* _WHAT IS EXPECTED_:
Gather all lines in the records below that include the word "syndrome".

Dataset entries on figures

[START]

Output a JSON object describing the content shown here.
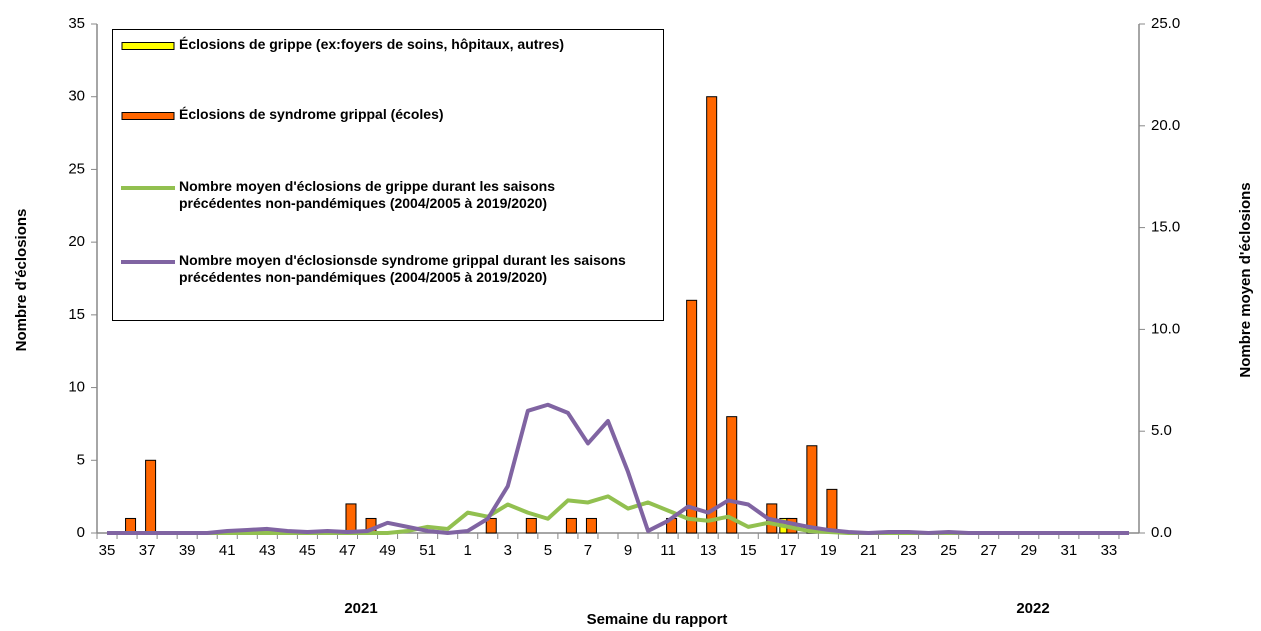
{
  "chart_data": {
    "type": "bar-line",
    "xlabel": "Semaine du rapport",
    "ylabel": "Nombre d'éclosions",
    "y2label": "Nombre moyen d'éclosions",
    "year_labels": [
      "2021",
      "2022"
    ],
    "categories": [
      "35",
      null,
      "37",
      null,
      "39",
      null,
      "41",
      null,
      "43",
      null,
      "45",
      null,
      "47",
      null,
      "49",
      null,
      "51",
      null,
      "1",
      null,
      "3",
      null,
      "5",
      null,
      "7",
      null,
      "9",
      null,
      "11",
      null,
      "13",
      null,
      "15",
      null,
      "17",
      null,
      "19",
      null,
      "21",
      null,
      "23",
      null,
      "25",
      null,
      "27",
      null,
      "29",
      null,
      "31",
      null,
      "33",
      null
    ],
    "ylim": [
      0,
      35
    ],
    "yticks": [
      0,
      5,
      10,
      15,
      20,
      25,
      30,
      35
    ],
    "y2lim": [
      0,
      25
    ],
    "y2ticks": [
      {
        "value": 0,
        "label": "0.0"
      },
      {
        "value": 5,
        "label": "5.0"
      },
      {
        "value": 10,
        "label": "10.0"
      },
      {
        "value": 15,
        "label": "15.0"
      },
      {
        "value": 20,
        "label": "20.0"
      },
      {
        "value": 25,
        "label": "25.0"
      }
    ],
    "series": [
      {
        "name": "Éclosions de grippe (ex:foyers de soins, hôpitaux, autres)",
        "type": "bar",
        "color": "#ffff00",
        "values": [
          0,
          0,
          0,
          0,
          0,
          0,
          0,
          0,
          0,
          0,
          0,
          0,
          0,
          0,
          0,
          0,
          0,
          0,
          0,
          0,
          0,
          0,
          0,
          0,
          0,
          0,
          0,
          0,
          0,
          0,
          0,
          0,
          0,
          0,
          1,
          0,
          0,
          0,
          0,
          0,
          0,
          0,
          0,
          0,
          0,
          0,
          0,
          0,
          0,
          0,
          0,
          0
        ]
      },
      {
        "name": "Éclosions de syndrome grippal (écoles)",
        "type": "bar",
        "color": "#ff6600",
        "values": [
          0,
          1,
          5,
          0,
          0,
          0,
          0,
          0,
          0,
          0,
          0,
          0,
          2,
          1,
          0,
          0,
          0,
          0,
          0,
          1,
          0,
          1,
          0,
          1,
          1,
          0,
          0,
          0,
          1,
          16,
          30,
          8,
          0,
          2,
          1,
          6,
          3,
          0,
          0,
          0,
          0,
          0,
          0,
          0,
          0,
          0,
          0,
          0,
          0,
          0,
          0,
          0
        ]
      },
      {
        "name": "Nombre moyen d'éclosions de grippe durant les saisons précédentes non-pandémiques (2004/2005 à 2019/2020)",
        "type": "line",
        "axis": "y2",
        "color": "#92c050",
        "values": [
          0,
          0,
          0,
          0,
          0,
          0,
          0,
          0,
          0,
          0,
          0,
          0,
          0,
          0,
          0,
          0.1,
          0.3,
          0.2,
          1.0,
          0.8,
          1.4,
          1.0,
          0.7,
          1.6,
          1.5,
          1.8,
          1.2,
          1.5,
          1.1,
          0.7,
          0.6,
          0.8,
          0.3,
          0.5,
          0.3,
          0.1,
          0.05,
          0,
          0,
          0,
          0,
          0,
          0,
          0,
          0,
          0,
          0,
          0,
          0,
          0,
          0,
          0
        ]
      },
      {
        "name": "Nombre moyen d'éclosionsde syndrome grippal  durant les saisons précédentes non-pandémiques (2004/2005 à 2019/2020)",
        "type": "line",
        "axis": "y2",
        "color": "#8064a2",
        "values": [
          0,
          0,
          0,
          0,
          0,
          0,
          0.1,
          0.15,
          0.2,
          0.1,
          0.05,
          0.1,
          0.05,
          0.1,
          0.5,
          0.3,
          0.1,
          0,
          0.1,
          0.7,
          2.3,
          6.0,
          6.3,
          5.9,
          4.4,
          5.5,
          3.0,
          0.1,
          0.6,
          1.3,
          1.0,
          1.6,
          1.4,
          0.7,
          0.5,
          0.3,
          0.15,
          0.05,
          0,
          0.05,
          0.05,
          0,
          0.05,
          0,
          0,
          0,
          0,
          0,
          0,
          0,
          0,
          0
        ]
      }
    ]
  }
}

[END]
[START]

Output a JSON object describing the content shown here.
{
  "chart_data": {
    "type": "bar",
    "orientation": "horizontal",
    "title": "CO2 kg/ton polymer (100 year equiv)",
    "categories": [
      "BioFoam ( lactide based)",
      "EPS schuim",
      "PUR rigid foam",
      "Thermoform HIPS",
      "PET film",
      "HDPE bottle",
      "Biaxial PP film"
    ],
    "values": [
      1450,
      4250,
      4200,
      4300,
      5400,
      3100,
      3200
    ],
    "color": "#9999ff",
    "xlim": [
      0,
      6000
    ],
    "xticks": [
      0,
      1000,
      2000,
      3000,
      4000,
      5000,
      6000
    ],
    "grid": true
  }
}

[END]

* _TASK OUTPUT_:
        "name": "Éclosions de syndrome grippal (écoles)",
        "name": "Nombre moyen d'éclosionsde syndrome grippal  durant les saisons précédentes non-pandémiques (2004/2005 à 2019/2020)",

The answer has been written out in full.